── Extracted material ──

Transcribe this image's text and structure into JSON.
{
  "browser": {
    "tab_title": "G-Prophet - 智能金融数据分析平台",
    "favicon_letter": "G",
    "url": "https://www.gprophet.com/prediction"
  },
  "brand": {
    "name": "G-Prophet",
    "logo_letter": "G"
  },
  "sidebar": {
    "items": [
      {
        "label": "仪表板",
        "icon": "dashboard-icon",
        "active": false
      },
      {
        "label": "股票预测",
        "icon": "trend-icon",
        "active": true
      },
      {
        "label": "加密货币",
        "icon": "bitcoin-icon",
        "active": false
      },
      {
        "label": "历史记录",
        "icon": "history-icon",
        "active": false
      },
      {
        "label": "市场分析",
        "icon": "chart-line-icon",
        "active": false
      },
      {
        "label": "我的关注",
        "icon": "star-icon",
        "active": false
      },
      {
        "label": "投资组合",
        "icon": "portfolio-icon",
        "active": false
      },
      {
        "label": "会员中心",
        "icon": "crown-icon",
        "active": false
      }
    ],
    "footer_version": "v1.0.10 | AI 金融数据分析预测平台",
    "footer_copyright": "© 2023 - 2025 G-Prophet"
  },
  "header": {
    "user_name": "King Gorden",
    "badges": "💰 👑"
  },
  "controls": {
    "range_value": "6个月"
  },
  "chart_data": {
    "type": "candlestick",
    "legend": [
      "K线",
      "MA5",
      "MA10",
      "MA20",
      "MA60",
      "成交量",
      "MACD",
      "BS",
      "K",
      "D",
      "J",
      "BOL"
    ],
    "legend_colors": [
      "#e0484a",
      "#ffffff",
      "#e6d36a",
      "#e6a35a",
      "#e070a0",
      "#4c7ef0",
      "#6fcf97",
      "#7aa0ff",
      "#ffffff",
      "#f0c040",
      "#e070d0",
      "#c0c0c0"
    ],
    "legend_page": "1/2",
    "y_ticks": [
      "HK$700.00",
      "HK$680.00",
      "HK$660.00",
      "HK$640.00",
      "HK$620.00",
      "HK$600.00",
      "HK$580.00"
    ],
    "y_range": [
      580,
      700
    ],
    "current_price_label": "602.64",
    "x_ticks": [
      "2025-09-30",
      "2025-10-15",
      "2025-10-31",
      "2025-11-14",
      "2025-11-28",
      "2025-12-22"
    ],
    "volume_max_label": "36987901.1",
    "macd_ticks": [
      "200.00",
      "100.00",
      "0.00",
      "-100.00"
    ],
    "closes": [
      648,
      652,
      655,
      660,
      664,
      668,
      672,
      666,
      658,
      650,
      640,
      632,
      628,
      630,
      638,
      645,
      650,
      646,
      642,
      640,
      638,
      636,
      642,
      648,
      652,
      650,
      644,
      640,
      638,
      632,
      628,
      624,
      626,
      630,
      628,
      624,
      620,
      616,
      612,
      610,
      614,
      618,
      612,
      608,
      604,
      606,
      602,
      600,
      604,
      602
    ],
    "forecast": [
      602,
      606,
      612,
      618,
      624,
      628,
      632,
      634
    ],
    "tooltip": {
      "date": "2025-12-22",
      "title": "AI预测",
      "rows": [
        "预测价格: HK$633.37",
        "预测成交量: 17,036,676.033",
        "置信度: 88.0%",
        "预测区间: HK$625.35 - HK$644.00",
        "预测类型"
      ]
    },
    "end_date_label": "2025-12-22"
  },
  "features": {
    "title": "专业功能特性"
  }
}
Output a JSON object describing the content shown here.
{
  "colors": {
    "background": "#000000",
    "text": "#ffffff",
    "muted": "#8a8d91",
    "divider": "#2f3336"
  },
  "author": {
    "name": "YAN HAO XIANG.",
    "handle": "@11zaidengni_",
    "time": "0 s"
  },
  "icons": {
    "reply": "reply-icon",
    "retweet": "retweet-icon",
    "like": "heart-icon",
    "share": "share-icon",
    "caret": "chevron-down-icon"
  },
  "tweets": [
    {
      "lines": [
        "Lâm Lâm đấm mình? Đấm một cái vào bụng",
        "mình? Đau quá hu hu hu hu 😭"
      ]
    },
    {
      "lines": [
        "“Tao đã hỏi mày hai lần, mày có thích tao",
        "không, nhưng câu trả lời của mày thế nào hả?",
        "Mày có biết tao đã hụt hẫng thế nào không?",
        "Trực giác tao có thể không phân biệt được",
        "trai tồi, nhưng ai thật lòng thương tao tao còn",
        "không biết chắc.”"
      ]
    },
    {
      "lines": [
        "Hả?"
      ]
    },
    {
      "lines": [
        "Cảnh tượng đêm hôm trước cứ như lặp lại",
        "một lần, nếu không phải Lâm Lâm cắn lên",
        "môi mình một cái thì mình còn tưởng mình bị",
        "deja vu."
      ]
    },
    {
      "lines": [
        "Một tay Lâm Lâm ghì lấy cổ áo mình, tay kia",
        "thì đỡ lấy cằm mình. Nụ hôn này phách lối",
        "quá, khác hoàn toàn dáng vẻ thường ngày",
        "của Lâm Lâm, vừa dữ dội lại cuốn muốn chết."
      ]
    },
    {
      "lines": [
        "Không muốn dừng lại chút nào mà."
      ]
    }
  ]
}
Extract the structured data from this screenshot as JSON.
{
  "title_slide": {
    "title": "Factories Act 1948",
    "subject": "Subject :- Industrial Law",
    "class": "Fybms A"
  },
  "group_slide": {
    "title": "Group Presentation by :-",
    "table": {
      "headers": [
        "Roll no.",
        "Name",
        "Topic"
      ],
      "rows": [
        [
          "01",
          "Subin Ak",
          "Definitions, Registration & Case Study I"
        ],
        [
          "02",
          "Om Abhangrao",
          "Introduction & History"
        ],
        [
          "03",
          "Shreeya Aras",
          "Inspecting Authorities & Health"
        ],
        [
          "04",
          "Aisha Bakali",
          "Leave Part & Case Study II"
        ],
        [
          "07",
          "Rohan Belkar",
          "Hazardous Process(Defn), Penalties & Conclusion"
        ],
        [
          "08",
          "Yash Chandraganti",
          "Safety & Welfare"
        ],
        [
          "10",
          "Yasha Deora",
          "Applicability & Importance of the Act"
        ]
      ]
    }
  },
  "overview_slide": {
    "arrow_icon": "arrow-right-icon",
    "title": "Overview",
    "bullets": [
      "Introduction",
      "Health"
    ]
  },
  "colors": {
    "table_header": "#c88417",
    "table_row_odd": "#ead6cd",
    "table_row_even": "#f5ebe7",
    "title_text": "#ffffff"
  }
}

───

**Task to carry out**
Each line of the listing above should be output exactly.

**Result of the exercise**
Transcribe this image's text and structure into JSON.
{
  "browser": {
    "tab_title": "G-Prophet - 智能金融数据分析平台",
    "favicon_letter": "G",
    "url": "https://www.gprophet.com/prediction"
  },
  "brand": {
    "name": "G-Prophet",
    "logo_letter": "G"
  },
  "sidebar": {
    "items": [
      {
        "label": "仪表板",
        "icon": "dashboard-icon",
        "active": false
      },
      {
        "label": "股票预测",
        "icon": "trend-icon",
        "active": true
      },
      {
        "label": "加密货币",
        "icon": "bitcoin-icon",
        "active": false
      },
      {
        "label": "历史记录",
        "icon": "history-icon",
        "active": false
      },
      {
        "label": "市场分析",
        "icon": "chart-line-icon",
        "active": false
      },
      {
        "label": "我的关注",
        "icon": "star-icon",
        "active": false
      },
      {
        "label": "投资组合",
        "icon": "portfolio-icon",
        "active": false
      },
      {
        "label": "会员中心",
        "icon": "crown-icon",
        "active": false
      }
    ],
    "footer_version": "v1.0.10 | AI 金融数据分析预测平台",
    "footer_copyright": "© 2023 - 2025 G-Prophet"
  },
  "header": {
    "user_name": "King Gorden",
    "badges": "💰 👑"
  },
  "controls": {
    "range_value": "6个月"
  },
  "chart_data": {
    "type": "candlestick",
    "legend": [
      "K线",
      "MA5",
      "MA10",
      "MA20",
      "MA60",
      "成交量",
      "MACD",
      "BS",
      "K",
      "D",
      "J",
      "BOL"
    ],
    "legend_colors": [
      "#e0484a",
      "#ffffff",
      "#e6d36a",
      "#e6a35a",
      "#e070a0",
      "#4c7ef0",
      "#6fcf97",
      "#7aa0ff",
      "#ffffff",
      "#f0c040",
      "#e070d0",
      "#c0c0c0"
    ],
    "legend_page": "1/2",
    "y_ticks": [
      "HK$700.00",
      "HK$680.00",
      "HK$660.00",
      "HK$640.00",
      "HK$620.00",
      "HK$600.00",
      "HK$580.00"
    ],
    "y_range": [
      580,
      700
    ],
    "current_price_label": "602.64",
    "x_ticks": [
      "2025-09-30",
      "2025-10-15",
      "2025-10-31",
      "2025-11-14",
      "2025-11-28",
      "2025-12-22"
    ],
    "volume_max_label": "36987901.1",
    "macd_ticks": [
      "200.00",
      "100.00",
      "0.00",
      "-100.00"
    ],
    "closes": [
      648,
      652,
      655,
      660,
      664,
      668,
      672,
      666,
      658,
      650,
      640,
      632,
      628,
      630,
      638,
      645,
      650,
      646,
      642,
      640,
      638,
      636,
      642,
      648,
      652,
      650,
      644,
      640,
      638,
      632,
      628,
      624,
      626,
      630,
      628,
      624,
      620,
      616,
      612,
      610,
      614,
      618,
      612,
      608,
      604,
      606,
      602,
      600,
      604,
      602
    ],
    "forecast": [
      602,
      606,
      612,
      618,
      624,
      628,
      632,
      634
    ],
    "tooltip": {
      "date": "2025-12-22",
      "title": "AI预测",
      "rows": [
        "预测价格: HK$633.37",
        "预测成交量: 17,036,676.033",
        "置信度: 88.0%",
        "预测区间: HK$625.35 - HK$644.00",
        "预测类型"
      ]
    },
    "end_date_label": "2025-12-22"
  },
  "features": {
    "title": "专业功能特性"
  }
}
Output a JSON object describing the content shown here.
{
  "colors": {
    "background": "#000000",
    "text": "#ffffff",
    "muted": "#8a8d91",
    "divider": "#2f3336"
  },
  "author": {
    "name": "YAN HAO XIANG.",
    "handle": "@11zaidengni_",
    "time": "0 s"
  },
  "icons": {
    "reply": "reply-icon",
    "retweet": "retweet-icon",
    "like": "heart-icon",
    "share": "share-icon",
    "caret": "chevron-down-icon"
  },
  "tweets": [
    {
      "lines": [
        "Lâm Lâm đấm mình? Đấm một cái vào bụng",
        "mình? Đau quá hu hu hu hu 😭"
      ]
    },
    {
      "lines": [
        "“Tao đã hỏi mày hai lần, mày có thích tao",
        "không, nhưng câu trả lời của mày thế nào hả?",
        "Mày có biết tao đã hụt hẫng thế nào không?",
        "Trực giác tao có thể không phân biệt được",
        "trai tồi, nhưng ai thật lòng thương tao tao còn",
        "không biết chắc.”"
      ]
    },
    {
      "lines": [
        "Hả?"
      ]
    },
    {
      "lines": [
        "Cảnh tượng đêm hôm trước cứ như lặp lại",
        "một lần, nếu không phải Lâm Lâm cắn lên",
        "môi mình một cái thì mình còn tưởng mình bị",
        "deja vu."
      ]
    },
    {
      "lines": [
        "Một tay Lâm Lâm ghì lấy cổ áo mình, tay kia",
        "thì đỡ lấy cằm mình. Nụ hôn này phách lối",
        "quá, khác hoàn toàn dáng vẻ thường ngày",
        "của Lâm Lâm, vừa dữ dội lại cuốn muốn chết."
      ]
    },
    {
      "lines": [
        "Không muốn dừng lại chút nào mà."
      ]
    }
  ]
}
Extract the structured data from this screenshot as JSON.
{
  "title_slide": {
    "title": "Factories Act 1948",
    "subject": "Subject :- Industrial Law",
    "class": "Fybms A"
  },
  "group_slide": {
    "title": "Group Presentation by :-",
    "table": {
      "headers": [
        "Roll no.",
        "Name",
        "Topic"
      ],
      "rows": [
        [
          "01",
          "Subin Ak",
          "Definitions, Registration & Case Study I"
        ],
        [
          "02",
          "Om Abhangrao",
          "Introduction & History"
        ],
        [
          "03",
          "Shreeya Aras",
          "Inspecting Authorities & Health"
        ],
        [
          "04",
          "Aisha Bakali",
          "Leave Part & Case Study II"
        ],
        [
          "07",
          "Rohan Belkar",
          "Hazardous Process(Defn), Penalties & Conclusion"
        ],
        [
          "08",
          "Yash Chandraganti",
          "Safety & Welfare"
        ],
        [
          "10",
          "Yasha Deora",
          "Applicability & Importance of the Act"
        ]
      ]
    }
  },
  "overview_slide": {
    "arrow_icon": "arrow-right-icon",
    "title": "Overview",
    "bullets": [
      "Introduction",
      "Health"
    ]
  },
  "colors": {
    "table_header": "#c88417",
    "table_row_odd": "#ead6cd",
    "table_row_even": "#f5ebe7",
    "title_text": "#ffffff"
  }
}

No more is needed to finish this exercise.